→ Challenge:
Repeat the data word for word. Do not include the pictures.

→ Data for this exercise:
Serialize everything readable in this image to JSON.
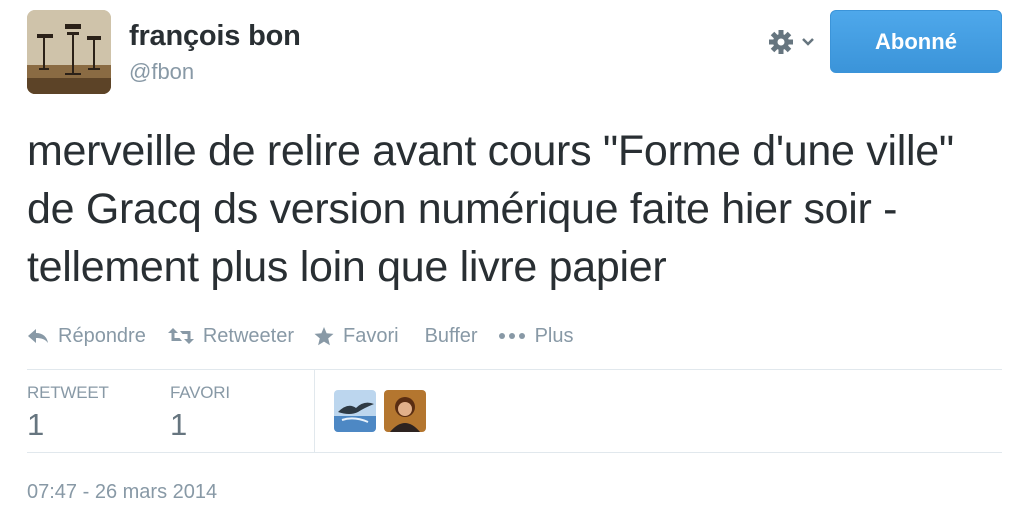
{
  "user": {
    "name": "françois bon",
    "handle": "@fbon",
    "avatar_icon": "user-avatar-chairs"
  },
  "header": {
    "gear_icon": "gear-icon",
    "follow_label": "Abonné"
  },
  "tweet": {
    "text": "merveille de relire avant cours \"Forme d'une ville\" de Gracq ds version numérique faite hier soir - tellement plus loin que livre papier"
  },
  "actions": {
    "reply_label": "Répondre",
    "retweet_label": "Retweeter",
    "favorite_label": "Favori",
    "buffer_label": "Buffer",
    "more_label": "Plus"
  },
  "stats": {
    "retweets_label": "RETWEET",
    "retweets_count": "1",
    "favorites_label": "FAVORI",
    "favorites_count": "1"
  },
  "favoriters": [
    "avatar-bird",
    "avatar-person"
  ],
  "timestamp": "07:47 - 26 mars 2014",
  "colors": {
    "accent": "#3b94d9",
    "text": "#292f33",
    "secondary": "#8899a6",
    "divider": "#e1e8ed"
  }
}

→ Output of the exercise:
Serialize everything readable in this image to JSON.
{
  "user": {
    "name": "françois bon",
    "handle": "@fbon",
    "avatar_icon": "user-avatar-chairs"
  },
  "header": {
    "gear_icon": "gear-icon",
    "follow_label": "Abonné"
  },
  "tweet": {
    "text": "merveille de relire avant cours \"Forme d'une ville\" de Gracq ds version numérique faite hier soir - tellement plus loin que livre papier"
  },
  "actions": {
    "reply_label": "Répondre",
    "retweet_label": "Retweeter",
    "favorite_label": "Favori",
    "buffer_label": "Buffer",
    "more_label": "Plus"
  },
  "stats": {
    "retweets_label": "RETWEET",
    "retweets_count": "1",
    "favorites_label": "FAVORI",
    "favorites_count": "1"
  },
  "favoriters": [
    "avatar-bird",
    "avatar-person"
  ],
  "timestamp": "07:47 - 26 mars 2014",
  "colors": {
    "accent": "#3b94d9",
    "text": "#292f33",
    "secondary": "#8899a6",
    "divider": "#e1e8ed"
  }
}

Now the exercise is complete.